**AIM OF THE EXERCISE**
Locate the string "JSON" in the records below. Copy every line where it occurs.

--------

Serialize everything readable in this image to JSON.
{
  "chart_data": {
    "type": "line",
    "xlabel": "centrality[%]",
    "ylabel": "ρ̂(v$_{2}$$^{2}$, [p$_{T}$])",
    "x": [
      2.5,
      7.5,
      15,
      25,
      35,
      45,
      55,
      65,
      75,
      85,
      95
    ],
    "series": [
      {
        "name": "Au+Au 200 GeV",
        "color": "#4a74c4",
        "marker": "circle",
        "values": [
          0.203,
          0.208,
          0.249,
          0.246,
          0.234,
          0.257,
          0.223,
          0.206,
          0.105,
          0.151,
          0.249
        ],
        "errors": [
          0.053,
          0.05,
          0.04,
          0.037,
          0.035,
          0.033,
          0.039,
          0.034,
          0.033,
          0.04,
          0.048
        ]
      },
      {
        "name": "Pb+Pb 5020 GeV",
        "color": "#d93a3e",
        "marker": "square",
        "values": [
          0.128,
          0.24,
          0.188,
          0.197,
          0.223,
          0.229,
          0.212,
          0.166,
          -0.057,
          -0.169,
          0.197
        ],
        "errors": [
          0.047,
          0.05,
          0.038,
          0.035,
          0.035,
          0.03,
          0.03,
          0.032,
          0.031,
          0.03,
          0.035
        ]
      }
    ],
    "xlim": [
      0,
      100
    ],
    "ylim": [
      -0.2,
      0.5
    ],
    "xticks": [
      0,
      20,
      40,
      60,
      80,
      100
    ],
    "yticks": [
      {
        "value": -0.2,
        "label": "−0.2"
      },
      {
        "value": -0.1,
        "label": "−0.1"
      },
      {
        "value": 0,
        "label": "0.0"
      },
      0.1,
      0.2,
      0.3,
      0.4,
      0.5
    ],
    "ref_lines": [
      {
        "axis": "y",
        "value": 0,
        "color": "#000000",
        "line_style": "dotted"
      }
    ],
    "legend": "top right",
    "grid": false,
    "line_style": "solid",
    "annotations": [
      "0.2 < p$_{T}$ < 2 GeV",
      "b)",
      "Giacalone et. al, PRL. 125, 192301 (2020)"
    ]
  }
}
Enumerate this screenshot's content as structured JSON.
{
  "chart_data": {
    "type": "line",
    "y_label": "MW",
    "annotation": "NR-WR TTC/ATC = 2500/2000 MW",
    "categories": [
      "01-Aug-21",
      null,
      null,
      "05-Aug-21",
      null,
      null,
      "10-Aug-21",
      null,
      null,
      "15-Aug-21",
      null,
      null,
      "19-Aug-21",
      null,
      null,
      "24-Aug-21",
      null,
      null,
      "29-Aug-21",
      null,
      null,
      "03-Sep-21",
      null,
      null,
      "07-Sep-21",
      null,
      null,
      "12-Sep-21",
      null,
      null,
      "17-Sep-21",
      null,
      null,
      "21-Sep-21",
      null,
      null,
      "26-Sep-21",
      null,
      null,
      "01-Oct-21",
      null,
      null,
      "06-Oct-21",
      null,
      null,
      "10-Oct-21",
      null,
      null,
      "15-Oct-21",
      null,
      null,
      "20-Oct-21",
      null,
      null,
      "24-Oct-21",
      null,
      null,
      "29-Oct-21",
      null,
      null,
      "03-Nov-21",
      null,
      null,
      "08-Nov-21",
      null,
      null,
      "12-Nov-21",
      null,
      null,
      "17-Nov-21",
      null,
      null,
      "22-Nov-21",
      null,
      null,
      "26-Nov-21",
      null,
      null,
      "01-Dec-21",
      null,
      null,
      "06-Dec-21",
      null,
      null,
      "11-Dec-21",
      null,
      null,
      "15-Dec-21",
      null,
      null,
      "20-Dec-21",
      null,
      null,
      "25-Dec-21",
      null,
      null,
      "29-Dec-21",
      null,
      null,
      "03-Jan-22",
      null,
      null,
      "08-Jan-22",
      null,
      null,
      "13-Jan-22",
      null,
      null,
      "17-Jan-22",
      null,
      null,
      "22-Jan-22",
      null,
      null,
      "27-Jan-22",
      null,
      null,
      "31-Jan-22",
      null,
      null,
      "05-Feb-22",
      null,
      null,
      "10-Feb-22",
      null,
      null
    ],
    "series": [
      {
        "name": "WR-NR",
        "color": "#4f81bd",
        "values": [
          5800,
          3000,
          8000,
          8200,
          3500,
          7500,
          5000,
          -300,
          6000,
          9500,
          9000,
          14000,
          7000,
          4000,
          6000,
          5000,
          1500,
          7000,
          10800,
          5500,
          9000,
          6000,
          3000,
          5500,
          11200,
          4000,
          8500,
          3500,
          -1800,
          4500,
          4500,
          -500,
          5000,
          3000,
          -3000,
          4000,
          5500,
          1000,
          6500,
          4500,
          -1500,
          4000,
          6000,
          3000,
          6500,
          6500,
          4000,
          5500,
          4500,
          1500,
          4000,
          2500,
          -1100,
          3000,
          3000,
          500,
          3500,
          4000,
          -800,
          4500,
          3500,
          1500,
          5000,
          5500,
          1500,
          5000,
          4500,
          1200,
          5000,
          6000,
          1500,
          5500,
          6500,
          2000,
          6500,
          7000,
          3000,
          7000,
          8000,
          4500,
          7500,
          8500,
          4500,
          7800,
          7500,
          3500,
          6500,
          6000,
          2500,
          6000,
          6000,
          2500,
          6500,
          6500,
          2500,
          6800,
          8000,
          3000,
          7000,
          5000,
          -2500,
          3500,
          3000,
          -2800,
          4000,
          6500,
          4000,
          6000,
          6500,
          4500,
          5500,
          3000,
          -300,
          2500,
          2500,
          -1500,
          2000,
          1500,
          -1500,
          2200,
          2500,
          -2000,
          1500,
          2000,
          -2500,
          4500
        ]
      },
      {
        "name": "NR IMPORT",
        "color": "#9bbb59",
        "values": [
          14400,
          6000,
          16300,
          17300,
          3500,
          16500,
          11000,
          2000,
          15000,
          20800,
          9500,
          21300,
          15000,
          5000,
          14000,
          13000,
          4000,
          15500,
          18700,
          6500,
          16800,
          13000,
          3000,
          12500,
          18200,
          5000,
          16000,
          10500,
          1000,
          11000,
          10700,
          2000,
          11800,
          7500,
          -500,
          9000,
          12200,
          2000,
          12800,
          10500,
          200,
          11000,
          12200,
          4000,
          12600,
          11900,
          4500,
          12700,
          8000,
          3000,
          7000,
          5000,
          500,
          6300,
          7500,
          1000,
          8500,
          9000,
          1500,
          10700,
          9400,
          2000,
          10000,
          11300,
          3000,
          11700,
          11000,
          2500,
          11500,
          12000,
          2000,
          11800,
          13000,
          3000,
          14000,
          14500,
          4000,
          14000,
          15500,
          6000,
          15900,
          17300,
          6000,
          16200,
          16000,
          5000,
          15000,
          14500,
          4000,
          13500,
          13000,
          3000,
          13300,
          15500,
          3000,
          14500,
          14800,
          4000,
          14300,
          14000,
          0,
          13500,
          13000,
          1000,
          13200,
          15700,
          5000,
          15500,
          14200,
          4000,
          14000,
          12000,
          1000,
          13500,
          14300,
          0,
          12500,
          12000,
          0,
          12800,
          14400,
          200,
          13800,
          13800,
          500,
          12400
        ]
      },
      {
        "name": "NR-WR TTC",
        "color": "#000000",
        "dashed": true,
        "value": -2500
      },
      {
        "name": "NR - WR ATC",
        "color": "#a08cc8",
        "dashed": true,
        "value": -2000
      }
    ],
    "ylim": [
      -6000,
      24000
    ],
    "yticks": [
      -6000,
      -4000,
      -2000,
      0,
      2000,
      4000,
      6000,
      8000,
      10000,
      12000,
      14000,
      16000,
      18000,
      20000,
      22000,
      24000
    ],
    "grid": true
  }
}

--------

**EXPECTED ANSWER**
Serialize everything readable in this image to JSON.
Enumerate this screenshot's content as structured JSON.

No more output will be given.